List each line of the data that holds the string "title".

━━━ PROVIDED RECORDS

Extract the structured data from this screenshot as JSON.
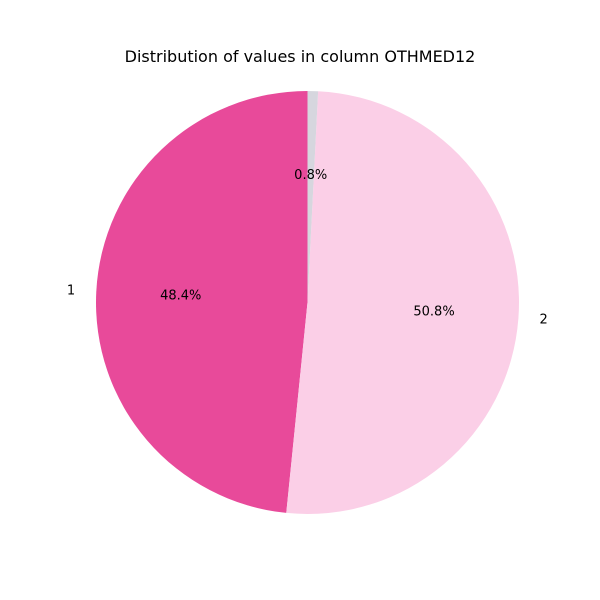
{
  "chart_data": {
    "type": "pie",
    "title": "Distribution of values in column OTHMED12",
    "slices": [
      {
        "label": "1",
        "value": 48.4,
        "pct_label": "48.4%",
        "color": "#e84a9a"
      },
      {
        "label": "2",
        "value": 50.8,
        "pct_label": "50.8%",
        "color": "#fbcfe7"
      },
      {
        "label": "",
        "value": 0.8,
        "pct_label": "0.8%",
        "color": "#d6d6de"
      }
    ],
    "start_angle_deg": 90,
    "direction": "counterclockwise"
  }
}
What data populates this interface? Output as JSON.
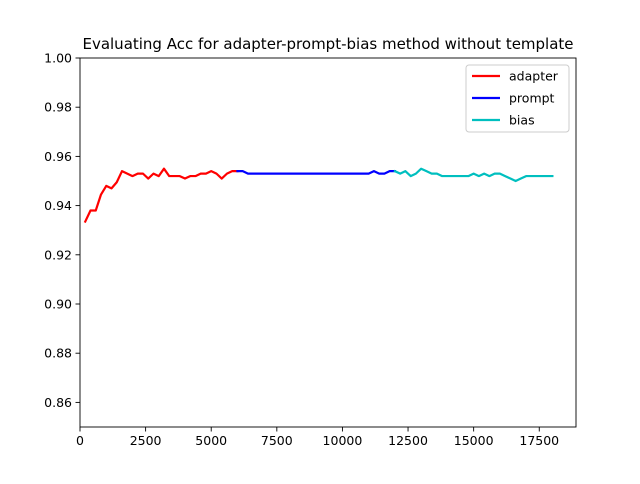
{
  "chart_data": {
    "type": "line",
    "title": "Evaluating Acc for adapter-prompt-bias method without template",
    "xlabel": "",
    "ylabel": "",
    "xlim": [
      0,
      18900
    ],
    "ylim": [
      0.85,
      1.0
    ],
    "x_ticks": [
      0,
      2500,
      5000,
      7500,
      10000,
      12500,
      15000,
      17500
    ],
    "x_tick_labels": [
      "0",
      "2500",
      "5000",
      "7500",
      "10000",
      "12500",
      "15000",
      "17500"
    ],
    "y_ticks": [
      0.86,
      0.88,
      0.9,
      0.92,
      0.94,
      0.96,
      0.98,
      1.0
    ],
    "y_tick_labels": [
      "0.86",
      "0.88",
      "0.90",
      "0.92",
      "0.94",
      "0.96",
      "0.98",
      "1.00"
    ],
    "grid": false,
    "legend_position": "top-right",
    "series": [
      {
        "name": "adapter",
        "color": "#ff0000",
        "x": [
          200,
          400,
          600,
          800,
          1000,
          1200,
          1400,
          1600,
          1800,
          2000,
          2200,
          2400,
          2600,
          2800,
          3000,
          3200,
          3400,
          3600,
          3800,
          4000,
          4200,
          4400,
          4600,
          4800,
          5000,
          5200,
          5400,
          5600,
          5800,
          6000
        ],
        "y": [
          0.9335,
          0.938,
          0.938,
          0.9445,
          0.948,
          0.947,
          0.9495,
          0.954,
          0.953,
          0.952,
          0.953,
          0.953,
          0.951,
          0.953,
          0.952,
          0.955,
          0.952,
          0.952,
          0.952,
          0.951,
          0.952,
          0.952,
          0.953,
          0.953,
          0.954,
          0.953,
          0.951,
          0.953,
          0.954,
          0.954
        ]
      },
      {
        "name": "prompt",
        "color": "#0000ff",
        "x": [
          6000,
          6200,
          6400,
          6600,
          6800,
          7000,
          7500,
          8000,
          8500,
          9000,
          9500,
          10000,
          10500,
          10800,
          11000,
          11200,
          11400,
          11600,
          11800,
          12000
        ],
        "y": [
          0.954,
          0.954,
          0.953,
          0.953,
          0.953,
          0.953,
          0.953,
          0.953,
          0.953,
          0.953,
          0.953,
          0.953,
          0.953,
          0.953,
          0.953,
          0.954,
          0.953,
          0.953,
          0.954,
          0.954
        ]
      },
      {
        "name": "bias",
        "color": "#00bfbf",
        "x": [
          12000,
          12200,
          12400,
          12600,
          12800,
          13000,
          13200,
          13400,
          13600,
          13800,
          14000,
          14200,
          14400,
          14600,
          14800,
          15000,
          15200,
          15400,
          15600,
          15800,
          16000,
          16200,
          16400,
          16600,
          16800,
          17000,
          17200,
          17400,
          17600,
          17800,
          18000
        ],
        "y": [
          0.954,
          0.953,
          0.954,
          0.952,
          0.953,
          0.955,
          0.954,
          0.953,
          0.953,
          0.952,
          0.952,
          0.952,
          0.952,
          0.952,
          0.952,
          0.953,
          0.952,
          0.953,
          0.952,
          0.953,
          0.953,
          0.952,
          0.951,
          0.95,
          0.951,
          0.952,
          0.952,
          0.952,
          0.952,
          0.952,
          0.952
        ]
      }
    ]
  }
}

━━━━━━

◆ SOLUTION
    "title": "Distribution of values in column OTHMED12",
    "title": "Evaluating Acc for adapter-prompt-bias method without template",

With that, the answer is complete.